According to the Northeast weather discussion, how much rain could the areas closer to the low receive?

[Excerpted text]

● ● ●

Wednesday, November 13, 2024

Welcome to Wednesday and Sara is waking up!

 

Today’s Northeast weather discussion…




The surface chart shows, high pressure in control, providing sunny skies. Looking at radar we can see the entire region is rain free.  Today won’t be as breezy as yesterday, with generally wind gust around 10 mph at times. The winds will dimmish as we go through the day. The clear skies and lack of wind, will insure that tonight into tomorrow morning will be quite frosty with very cool temperatures.

We have a system lifting toward the Great Lakes, as this gets into the Great Lakes, an upper-level area of strong low pressure will form near the Canadian Maritimes. This will act as a block, forcing the system in the Great Lakes to track south and east tomorrow into Friday.  Western toward central Pennsylvania and far western New York State could see some rain later tomorrow afternoon into tomorrow evening. The areas closer to the low could see 0.50 to 0.75 of an inch of rain. The chance of anyone east of there to see much if any rain is slim to none.  On Friday this system will be tracking over Virginia, meaning most of the rain will be over the far southern Maryland, Delmarva Peninsula and points south. The vast amount of the region will stay dry, those in Southeast Pennsylvania, Maryland and Delaware, as well as parts of New England will have a chance for some rain showers, but nothing meaningful.

● ● ●

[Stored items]
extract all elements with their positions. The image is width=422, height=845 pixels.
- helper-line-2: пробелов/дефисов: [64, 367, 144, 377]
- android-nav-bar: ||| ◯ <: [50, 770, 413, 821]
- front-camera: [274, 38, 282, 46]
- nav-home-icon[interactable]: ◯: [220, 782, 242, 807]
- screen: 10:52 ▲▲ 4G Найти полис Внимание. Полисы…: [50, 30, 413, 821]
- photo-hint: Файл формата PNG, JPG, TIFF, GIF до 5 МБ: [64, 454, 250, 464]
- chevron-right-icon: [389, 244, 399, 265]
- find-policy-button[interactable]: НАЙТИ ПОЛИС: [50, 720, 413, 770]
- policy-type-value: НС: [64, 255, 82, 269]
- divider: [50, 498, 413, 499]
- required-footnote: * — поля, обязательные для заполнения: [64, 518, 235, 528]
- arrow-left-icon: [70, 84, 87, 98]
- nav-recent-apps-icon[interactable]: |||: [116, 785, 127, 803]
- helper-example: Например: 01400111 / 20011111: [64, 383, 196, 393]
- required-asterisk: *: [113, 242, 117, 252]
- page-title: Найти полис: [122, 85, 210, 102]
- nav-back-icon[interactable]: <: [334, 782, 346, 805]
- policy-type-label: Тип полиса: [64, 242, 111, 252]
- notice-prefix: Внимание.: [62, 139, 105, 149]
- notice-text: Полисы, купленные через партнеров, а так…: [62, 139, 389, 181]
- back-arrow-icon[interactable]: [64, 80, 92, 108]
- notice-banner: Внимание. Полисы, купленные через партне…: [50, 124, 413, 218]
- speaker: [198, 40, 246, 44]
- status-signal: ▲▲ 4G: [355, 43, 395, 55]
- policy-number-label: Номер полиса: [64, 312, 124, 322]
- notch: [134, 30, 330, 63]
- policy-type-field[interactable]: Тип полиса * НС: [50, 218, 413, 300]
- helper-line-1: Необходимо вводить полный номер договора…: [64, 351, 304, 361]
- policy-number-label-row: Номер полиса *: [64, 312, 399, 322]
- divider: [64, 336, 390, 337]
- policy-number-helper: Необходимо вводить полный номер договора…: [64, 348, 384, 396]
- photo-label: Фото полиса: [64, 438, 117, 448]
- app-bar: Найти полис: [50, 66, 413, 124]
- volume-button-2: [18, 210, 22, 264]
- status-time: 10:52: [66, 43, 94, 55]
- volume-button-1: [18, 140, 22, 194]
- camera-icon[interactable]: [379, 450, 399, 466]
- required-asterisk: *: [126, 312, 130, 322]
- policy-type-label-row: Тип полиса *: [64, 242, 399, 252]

● ● ●

[Task solution]
0.50 to 0.75 of an inch of rain.